= REQUIREMENT =
Print the data exactly as it is given, please.

= RECORDED INFORMATION =
## start

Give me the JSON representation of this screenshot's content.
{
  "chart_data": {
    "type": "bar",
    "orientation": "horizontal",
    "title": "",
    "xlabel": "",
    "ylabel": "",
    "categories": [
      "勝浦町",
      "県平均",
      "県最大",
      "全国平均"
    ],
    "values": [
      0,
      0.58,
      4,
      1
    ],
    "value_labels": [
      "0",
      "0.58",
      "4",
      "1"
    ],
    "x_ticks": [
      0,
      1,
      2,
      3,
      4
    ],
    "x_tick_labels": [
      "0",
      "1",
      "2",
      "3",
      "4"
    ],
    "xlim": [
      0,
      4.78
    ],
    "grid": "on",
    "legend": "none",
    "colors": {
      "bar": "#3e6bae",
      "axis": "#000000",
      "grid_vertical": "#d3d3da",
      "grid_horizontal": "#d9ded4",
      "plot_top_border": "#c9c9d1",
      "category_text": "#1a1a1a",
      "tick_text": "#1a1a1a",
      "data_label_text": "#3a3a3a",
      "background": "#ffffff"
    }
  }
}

## end

= TASK RESPONSE =
Give me the JSON representation of this screenshot's content.
{
  "chart_data": {
    "type": "bar",
    "orientation": "horizontal",
    "title": "",
    "xlabel": "",
    "ylabel": "",
    "categories": [
      "勝浦町",
      "県平均",
      "県最大",
      "全国平均"
    ],
    "values": [
      0,
      0.58,
      4,
      1
    ],
    "value_labels": [
      "0",
      "0.58",
      "4",
      "1"
    ],
    "x_ticks": [
      0,
      1,
      2,
      3,
      4
    ],
    "x_tick_labels": [
      "0",
      "1",
      "2",
      "3",
      "4"
    ],
    "xlim": [
      0,
      4.78
    ],
    "grid": "on",
    "legend": "none",
    "colors": {
      "bar": "#3e6bae",
      "axis": "#000000",
      "grid_vertical": "#d3d3da",
      "grid_horizontal": "#d9ded4",
      "plot_top_border": "#c9c9d1",
      "category_text": "#1a1a1a",
      "tick_text": "#1a1a1a",
      "data_label_text": "#3a3a3a",
      "background": "#ffffff"
    }
  }
}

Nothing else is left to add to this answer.